* TASK DETAILS: Leave out the pictures and copy the remaining records exactly.

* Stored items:
···

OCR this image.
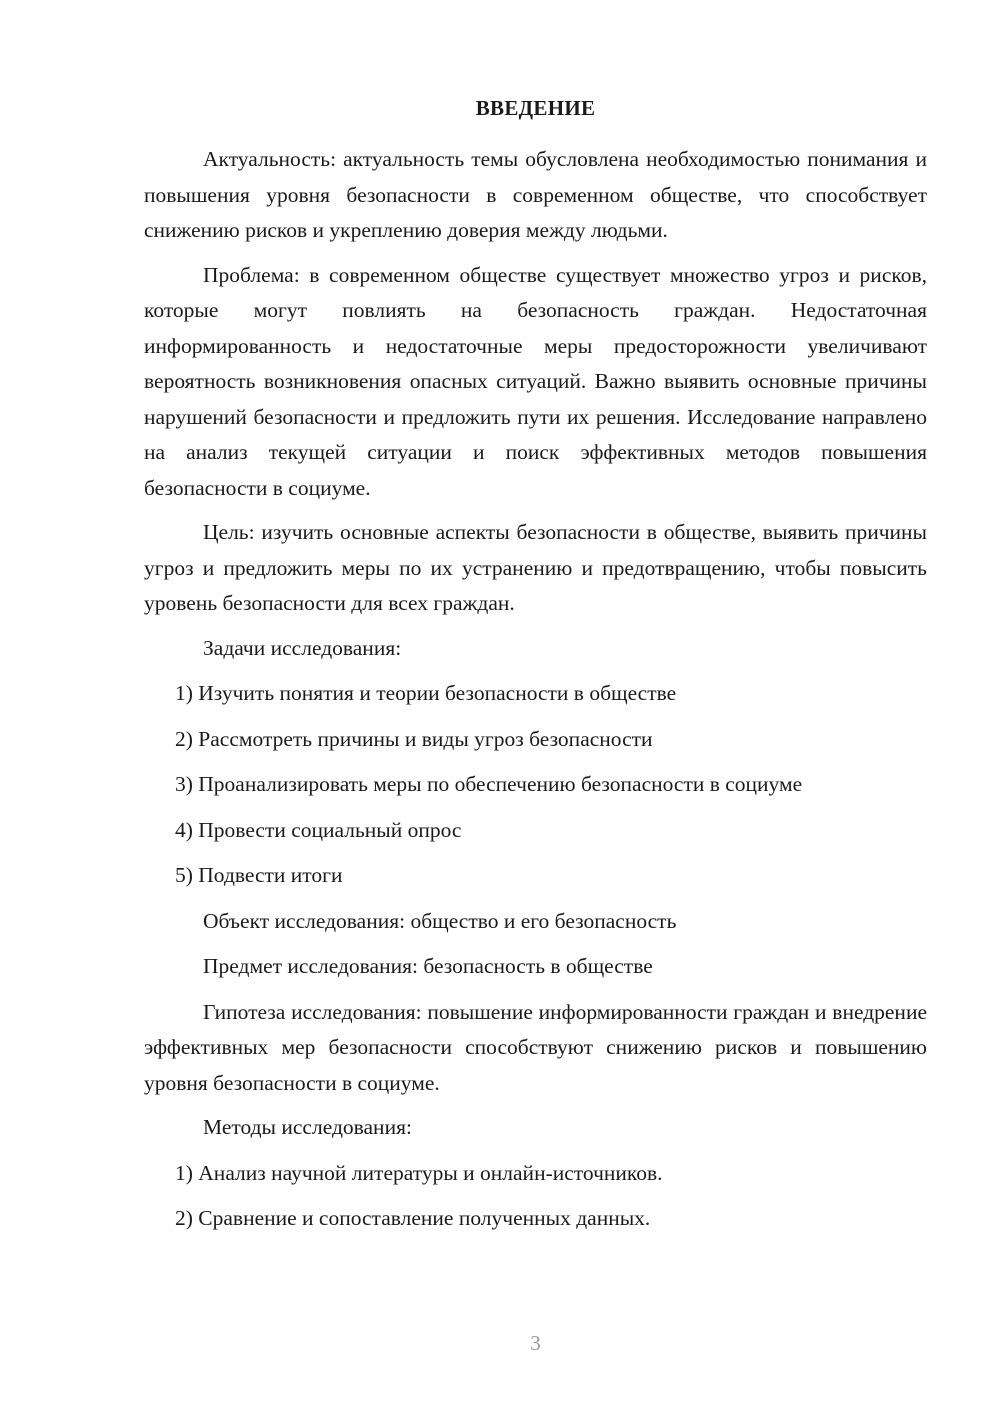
ВВЕДЕНИЕ

Актуальность: актуальность темы обусловлена необходимостью понимания и повышения уровня безопасности в современном обществе, что способствует снижению рисков и укреплению доверия между людьми.

Проблема: в современном обществе существует множество угроз и рисков, которые могут повлиять на безопасность граждан. Недостаточная информированность и недостаточные меры предосторожности увеличивают вероятность возникновения опасных ситуаций. Важно выявить основные причины нарушений безопасности и предложить пути их решения. Исследование направлено на анализ текущей ситуации и поиск эффективных методов повышения безопасности в социуме.

Цель: изучить основные аспекты безопасности в обществе, выявить причины угроз и предложить меры по их устранению и предотвращению, чтобы повысить уровень безопасности для всех граждан.

Задачи исследования:

1) Изучить понятия и теории безопасности в обществе

2) Рассмотреть причины и виды угроз безопасности

3) Проанализировать меры по обеспечению безопасности в социуме

4) Провести социальный опрос

5) Подвести итоги

Объект исследования: общество и его безопасность

Предмет исследования: безопасность в обществе

Гипотеза исследования: повышение информированности граждан и внедрение эффективных мер безопасности способствуют снижению рисков и повышению уровня безопасности в социуме.

Методы исследования:

1) Анализ научной литературы и онлайн-источников.

2) Сравнение и сопоставление полученных данных.

3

···

* EXERCISE RESPONSE:
OCR this image.
ВВЕДЕНИЕ

Актуальность: актуальность темы обусловлена необходимостью понимания и повышения уровня безопасности в современном обществе, что способствует снижению рисков и укреплению доверия между людьми.

Проблема: в современном обществе существует множество угроз и рисков, которые могут повлиять на безопасность граждан. Недостаточная информированность и недостаточные меры предосторожности увеличивают вероятность возникновения опасных ситуаций. Важно выявить основные причины нарушений безопасности и предложить пути их решения. Исследование направлено на анализ текущей ситуации и поиск эффективных методов повышения безопасности в социуме.

Цель: изучить основные аспекты безопасности в обществе, выявить причины угроз и предложить меры по их устранению и предотвращению, чтобы повысить уровень безопасности для всех граждан.

Задачи исследования:

1) Изучить понятия и теории безопасности в обществе

2) Рассмотреть причины и виды угроз безопасности

3) Проанализировать меры по обеспечению безопасности в социуме

4) Провести социальный опрос

5) Подвести итоги

Объект исследования: общество и его безопасность

Предмет исследования: безопасность в обществе

Гипотеза исследования: повышение информированности граждан и внедрение эффективных мер безопасности способствуют снижению рисков и повышению уровня безопасности в социуме.

Методы исследования:

1) Анализ научной литературы и онлайн-источников.

2) Сравнение и сопоставление полученных данных.

3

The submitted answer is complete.